MATERIAL FOR THIS EXERCISE:
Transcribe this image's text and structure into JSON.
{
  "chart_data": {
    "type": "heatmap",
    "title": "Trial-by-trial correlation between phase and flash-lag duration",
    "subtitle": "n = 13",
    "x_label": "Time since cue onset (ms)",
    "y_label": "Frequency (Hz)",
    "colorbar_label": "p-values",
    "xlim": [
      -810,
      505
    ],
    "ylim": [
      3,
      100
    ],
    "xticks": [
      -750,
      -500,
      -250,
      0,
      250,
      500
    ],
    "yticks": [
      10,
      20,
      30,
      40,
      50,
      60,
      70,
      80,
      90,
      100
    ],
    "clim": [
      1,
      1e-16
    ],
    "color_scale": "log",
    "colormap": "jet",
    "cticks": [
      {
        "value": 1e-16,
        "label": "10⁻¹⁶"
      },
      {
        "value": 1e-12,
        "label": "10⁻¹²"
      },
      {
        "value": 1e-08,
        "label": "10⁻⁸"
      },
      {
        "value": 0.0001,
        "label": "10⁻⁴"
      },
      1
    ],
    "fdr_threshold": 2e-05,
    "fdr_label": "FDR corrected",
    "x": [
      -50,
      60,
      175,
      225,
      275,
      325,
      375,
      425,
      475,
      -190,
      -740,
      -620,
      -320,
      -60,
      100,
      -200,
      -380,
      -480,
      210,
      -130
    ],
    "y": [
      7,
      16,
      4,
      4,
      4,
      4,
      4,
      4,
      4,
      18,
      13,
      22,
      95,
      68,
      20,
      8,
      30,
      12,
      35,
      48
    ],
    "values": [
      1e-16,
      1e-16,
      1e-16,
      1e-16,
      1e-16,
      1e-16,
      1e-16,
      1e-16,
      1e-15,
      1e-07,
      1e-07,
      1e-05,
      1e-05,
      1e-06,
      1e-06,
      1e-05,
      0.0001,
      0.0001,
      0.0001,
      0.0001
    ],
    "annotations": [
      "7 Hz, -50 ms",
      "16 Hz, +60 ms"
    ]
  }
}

TASK GOAL: Copy every record exactly, with nothing added or dropped.

WORKED SOLUTION:
Transcribe this image's text and structure into JSON.
{
  "chart_data": {
    "type": "heatmap",
    "title": "Trial-by-trial correlation between phase and flash-lag duration",
    "subtitle": "n = 13",
    "x_label": "Time since cue onset (ms)",
    "y_label": "Frequency (Hz)",
    "colorbar_label": "p-values",
    "xlim": [
      -810,
      505
    ],
    "ylim": [
      3,
      100
    ],
    "xticks": [
      -750,
      -500,
      -250,
      0,
      250,
      500
    ],
    "yticks": [
      10,
      20,
      30,
      40,
      50,
      60,
      70,
      80,
      90,
      100
    ],
    "clim": [
      1,
      1e-16
    ],
    "color_scale": "log",
    "colormap": "jet",
    "cticks": [
      {
        "value": 1e-16,
        "label": "10⁻¹⁶"
      },
      {
        "value": 1e-12,
        "label": "10⁻¹²"
      },
      {
        "value": 1e-08,
        "label": "10⁻⁸"
      },
      {
        "value": 0.0001,
        "label": "10⁻⁴"
      },
      1
    ],
    "fdr_threshold": 2e-05,
    "fdr_label": "FDR corrected",
    "x": [
      -50,
      60,
      175,
      225,
      275,
      325,
      375,
      425,
      475,
      -190,
      -740,
      -620,
      -320,
      -60,
      100,
      -200,
      -380,
      -480,
      210,
      -130
    ],
    "y": [
      7,
      16,
      4,
      4,
      4,
      4,
      4,
      4,
      4,
      18,
      13,
      22,
      95,
      68,
      20,
      8,
      30,
      12,
      35,
      48
    ],
    "values": [
      1e-16,
      1e-16,
      1e-16,
      1e-16,
      1e-16,
      1e-16,
      1e-16,
      1e-16,
      1e-15,
      1e-07,
      1e-07,
      1e-05,
      1e-05,
      1e-06,
      1e-06,
      1e-05,
      0.0001,
      0.0001,
      0.0001,
      0.0001
    ],
    "annotations": [
      "7 Hz, -50 ms",
      "16 Hz, +60 ms"
    ]
  }
}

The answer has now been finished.